*Data listing*:

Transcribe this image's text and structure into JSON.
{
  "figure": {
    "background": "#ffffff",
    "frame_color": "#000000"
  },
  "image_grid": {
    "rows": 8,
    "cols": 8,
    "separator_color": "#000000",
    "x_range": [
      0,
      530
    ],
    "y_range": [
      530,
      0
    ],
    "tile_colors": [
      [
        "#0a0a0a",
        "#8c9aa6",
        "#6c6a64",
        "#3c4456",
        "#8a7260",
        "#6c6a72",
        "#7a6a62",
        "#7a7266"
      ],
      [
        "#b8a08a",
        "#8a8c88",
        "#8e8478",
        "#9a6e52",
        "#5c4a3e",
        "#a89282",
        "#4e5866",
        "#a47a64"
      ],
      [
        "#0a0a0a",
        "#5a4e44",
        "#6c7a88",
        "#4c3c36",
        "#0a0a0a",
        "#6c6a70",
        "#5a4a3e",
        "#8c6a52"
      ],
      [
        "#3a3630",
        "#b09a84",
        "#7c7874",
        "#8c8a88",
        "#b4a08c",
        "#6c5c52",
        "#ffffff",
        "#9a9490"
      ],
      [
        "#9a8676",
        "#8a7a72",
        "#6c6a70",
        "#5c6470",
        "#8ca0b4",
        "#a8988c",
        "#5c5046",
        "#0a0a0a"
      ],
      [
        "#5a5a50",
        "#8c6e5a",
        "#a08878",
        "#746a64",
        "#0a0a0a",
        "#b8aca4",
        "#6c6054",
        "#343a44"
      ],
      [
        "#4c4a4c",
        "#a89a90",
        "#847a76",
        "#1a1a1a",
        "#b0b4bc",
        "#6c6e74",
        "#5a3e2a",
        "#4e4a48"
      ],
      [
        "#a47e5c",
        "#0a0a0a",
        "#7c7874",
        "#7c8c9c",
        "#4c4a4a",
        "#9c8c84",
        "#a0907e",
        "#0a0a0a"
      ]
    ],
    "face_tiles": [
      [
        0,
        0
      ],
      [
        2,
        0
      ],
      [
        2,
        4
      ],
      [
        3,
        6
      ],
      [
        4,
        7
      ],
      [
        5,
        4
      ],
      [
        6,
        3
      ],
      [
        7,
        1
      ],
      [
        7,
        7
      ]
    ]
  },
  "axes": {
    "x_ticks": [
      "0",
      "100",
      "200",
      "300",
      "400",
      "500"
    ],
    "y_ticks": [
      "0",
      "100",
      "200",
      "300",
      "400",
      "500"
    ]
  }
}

*Exercise details*: Make an exact copy of every line in the data.

*Solution to this exercise*:
Transcribe this image's text and structure into JSON.
{
  "figure": {
    "background": "#ffffff",
    "frame_color": "#000000"
  },
  "image_grid": {
    "rows": 8,
    "cols": 8,
    "separator_color": "#000000",
    "x_range": [
      0,
      530
    ],
    "y_range": [
      530,
      0
    ],
    "tile_colors": [
      [
        "#0a0a0a",
        "#8c9aa6",
        "#6c6a64",
        "#3c4456",
        "#8a7260",
        "#6c6a72",
        "#7a6a62",
        "#7a7266"
      ],
      [
        "#b8a08a",
        "#8a8c88",
        "#8e8478",
        "#9a6e52",
        "#5c4a3e",
        "#a89282",
        "#4e5866",
        "#a47a64"
      ],
      [
        "#0a0a0a",
        "#5a4e44",
        "#6c7a88",
        "#4c3c36",
        "#0a0a0a",
        "#6c6a70",
        "#5a4a3e",
        "#8c6a52"
      ],
      [
        "#3a3630",
        "#b09a84",
        "#7c7874",
        "#8c8a88",
        "#b4a08c",
        "#6c5c52",
        "#ffffff",
        "#9a9490"
      ],
      [
        "#9a8676",
        "#8a7a72",
        "#6c6a70",
        "#5c6470",
        "#8ca0b4",
        "#a8988c",
        "#5c5046",
        "#0a0a0a"
      ],
      [
        "#5a5a50",
        "#8c6e5a",
        "#a08878",
        "#746a64",
        "#0a0a0a",
        "#b8aca4",
        "#6c6054",
        "#343a44"
      ],
      [
        "#4c4a4c",
        "#a89a90",
        "#847a76",
        "#1a1a1a",
        "#b0b4bc",
        "#6c6e74",
        "#5a3e2a",
        "#4e4a48"
      ],
      [
        "#a47e5c",
        "#0a0a0a",
        "#7c7874",
        "#7c8c9c",
        "#4c4a4a",
        "#9c8c84",
        "#a0907e",
        "#0a0a0a"
      ]
    ],
    "face_tiles": [
      [
        0,
        0
      ],
      [
        2,
        0
      ],
      [
        2,
        4
      ],
      [
        3,
        6
      ],
      [
        4,
        7
      ],
      [
        5,
        4
      ],
      [
        6,
        3
      ],
      [
        7,
        1
      ],
      [
        7,
        7
      ]
    ]
  },
  "axes": {
    "x_ticks": [
      "0",
      "100",
      "200",
      "300",
      "400",
      "500"
    ],
    "y_ticks": [
      "0",
      "100",
      "200",
      "300",
      "400",
      "500"
    ]
  }
}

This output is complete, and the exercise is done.